## To be done
Gather every line in the records below that contains the word "отца".

[Dataset entries]
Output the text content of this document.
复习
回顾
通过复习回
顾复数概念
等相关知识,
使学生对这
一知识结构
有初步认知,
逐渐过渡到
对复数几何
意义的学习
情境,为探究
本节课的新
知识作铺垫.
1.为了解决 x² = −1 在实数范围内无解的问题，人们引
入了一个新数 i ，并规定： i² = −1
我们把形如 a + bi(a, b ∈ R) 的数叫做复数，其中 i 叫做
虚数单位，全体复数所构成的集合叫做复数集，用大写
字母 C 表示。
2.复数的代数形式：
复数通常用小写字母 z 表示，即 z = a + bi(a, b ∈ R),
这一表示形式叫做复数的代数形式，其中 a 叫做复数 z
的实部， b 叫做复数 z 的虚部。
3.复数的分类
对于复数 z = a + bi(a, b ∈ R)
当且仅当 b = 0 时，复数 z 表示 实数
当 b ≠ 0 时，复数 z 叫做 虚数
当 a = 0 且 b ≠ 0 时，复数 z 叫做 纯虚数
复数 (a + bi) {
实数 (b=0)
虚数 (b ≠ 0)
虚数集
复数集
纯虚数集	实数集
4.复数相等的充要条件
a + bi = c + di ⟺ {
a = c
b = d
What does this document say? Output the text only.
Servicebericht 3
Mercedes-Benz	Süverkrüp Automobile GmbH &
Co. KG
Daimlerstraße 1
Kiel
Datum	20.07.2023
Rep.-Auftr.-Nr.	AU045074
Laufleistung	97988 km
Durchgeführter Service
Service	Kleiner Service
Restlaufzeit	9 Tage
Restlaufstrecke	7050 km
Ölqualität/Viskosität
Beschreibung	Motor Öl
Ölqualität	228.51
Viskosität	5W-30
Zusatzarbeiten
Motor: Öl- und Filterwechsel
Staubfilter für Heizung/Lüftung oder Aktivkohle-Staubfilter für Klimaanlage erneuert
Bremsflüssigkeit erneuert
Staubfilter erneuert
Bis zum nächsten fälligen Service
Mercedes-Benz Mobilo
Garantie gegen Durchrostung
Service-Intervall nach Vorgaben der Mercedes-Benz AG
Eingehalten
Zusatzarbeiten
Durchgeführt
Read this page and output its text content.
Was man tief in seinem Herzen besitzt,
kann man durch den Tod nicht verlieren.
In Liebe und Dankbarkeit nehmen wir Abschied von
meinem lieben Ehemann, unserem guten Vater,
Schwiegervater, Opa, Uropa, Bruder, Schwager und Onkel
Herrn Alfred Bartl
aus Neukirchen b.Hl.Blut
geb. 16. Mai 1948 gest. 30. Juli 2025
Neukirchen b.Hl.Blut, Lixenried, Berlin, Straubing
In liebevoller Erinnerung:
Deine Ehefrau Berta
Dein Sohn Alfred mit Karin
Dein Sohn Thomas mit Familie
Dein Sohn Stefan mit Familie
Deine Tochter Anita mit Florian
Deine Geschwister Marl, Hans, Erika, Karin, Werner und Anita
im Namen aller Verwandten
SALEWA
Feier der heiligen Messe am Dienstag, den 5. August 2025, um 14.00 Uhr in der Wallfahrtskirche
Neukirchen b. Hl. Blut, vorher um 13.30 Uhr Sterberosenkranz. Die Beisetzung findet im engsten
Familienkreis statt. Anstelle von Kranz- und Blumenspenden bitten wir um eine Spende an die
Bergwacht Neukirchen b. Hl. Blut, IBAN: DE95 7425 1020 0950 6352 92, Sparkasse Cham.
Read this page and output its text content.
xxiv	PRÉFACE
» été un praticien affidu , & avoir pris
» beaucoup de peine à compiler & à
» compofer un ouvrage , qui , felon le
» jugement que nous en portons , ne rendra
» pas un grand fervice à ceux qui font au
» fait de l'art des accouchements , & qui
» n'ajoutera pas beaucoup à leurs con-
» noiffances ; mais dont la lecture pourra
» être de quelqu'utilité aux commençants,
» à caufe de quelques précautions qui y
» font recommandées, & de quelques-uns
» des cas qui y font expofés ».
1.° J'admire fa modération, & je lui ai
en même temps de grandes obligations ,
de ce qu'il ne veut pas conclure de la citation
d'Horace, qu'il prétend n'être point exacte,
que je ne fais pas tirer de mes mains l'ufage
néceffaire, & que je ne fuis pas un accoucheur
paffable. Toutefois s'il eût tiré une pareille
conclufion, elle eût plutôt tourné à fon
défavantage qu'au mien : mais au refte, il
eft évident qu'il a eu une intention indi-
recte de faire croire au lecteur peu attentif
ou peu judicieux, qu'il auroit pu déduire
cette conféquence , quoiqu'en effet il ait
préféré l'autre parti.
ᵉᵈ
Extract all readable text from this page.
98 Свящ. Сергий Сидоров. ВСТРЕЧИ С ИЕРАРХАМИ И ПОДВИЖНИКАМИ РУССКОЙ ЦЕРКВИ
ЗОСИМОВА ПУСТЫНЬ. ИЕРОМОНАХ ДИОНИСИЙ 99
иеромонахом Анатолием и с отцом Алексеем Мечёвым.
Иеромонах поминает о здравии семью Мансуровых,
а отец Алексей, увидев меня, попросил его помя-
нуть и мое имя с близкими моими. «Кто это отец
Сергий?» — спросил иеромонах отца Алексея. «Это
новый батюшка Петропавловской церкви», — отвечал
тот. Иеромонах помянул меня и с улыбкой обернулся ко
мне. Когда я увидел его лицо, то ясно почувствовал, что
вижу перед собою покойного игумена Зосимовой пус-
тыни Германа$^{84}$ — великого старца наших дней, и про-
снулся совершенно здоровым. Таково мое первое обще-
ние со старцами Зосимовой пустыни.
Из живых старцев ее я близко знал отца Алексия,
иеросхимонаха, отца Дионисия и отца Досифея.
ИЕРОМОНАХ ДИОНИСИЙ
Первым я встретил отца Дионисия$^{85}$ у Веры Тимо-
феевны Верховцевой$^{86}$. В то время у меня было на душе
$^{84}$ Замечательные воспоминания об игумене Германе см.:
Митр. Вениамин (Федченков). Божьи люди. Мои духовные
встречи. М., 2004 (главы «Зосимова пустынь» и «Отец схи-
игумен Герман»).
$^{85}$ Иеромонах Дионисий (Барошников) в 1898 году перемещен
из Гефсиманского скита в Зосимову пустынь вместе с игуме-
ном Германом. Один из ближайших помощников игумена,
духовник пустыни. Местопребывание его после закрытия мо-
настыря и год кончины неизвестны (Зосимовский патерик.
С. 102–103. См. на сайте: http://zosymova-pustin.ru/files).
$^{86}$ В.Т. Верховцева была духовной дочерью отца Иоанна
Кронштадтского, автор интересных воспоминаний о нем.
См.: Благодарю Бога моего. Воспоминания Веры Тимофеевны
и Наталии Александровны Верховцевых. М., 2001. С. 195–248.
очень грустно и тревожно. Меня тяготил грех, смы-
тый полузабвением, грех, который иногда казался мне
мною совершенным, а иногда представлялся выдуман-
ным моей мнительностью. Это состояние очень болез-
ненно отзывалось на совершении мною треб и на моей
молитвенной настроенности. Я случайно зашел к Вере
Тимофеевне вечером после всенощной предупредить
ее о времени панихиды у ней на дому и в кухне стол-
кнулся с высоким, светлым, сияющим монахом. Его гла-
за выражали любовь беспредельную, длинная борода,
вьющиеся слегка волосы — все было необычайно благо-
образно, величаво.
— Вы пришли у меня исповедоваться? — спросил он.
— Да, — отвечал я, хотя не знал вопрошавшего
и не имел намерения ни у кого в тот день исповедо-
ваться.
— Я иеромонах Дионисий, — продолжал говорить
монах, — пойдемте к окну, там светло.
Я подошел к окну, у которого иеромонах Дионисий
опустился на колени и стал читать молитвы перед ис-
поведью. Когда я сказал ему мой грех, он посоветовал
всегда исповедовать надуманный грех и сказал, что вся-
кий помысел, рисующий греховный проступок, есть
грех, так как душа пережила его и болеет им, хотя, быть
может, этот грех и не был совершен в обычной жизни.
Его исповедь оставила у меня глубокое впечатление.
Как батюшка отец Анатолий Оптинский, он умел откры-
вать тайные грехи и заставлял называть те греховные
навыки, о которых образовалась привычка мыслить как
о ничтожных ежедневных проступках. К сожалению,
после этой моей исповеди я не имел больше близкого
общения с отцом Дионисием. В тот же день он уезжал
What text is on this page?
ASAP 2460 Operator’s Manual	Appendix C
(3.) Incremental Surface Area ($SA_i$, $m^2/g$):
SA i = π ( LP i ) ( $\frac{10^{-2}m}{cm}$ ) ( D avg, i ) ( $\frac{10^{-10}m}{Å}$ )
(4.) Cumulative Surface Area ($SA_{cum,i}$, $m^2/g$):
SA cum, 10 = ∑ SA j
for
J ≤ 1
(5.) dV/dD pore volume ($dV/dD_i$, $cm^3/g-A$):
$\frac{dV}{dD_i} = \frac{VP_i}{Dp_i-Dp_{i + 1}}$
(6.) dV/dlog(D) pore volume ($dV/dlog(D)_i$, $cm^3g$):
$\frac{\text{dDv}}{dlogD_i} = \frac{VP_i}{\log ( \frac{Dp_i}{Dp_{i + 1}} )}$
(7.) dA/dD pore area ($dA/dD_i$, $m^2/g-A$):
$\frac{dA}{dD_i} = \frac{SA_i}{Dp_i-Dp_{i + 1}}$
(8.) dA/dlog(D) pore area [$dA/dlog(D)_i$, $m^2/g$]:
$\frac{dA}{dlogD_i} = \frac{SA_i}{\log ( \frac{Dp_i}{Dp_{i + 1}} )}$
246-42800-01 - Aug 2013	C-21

## Solution for this task
Сергий?» — спросил иеромонах отца Алексея. «Это
Из живых старцев ее я близко знал отца Алексия,
иеросхимонаха, отца Дионисия и отца Досифея.
Первым я встретил отца Дионисия$^{85}$ у Веры Тимо-
$^{86}$ В.Т. Верховцева была духовной дочерью отца Иоанна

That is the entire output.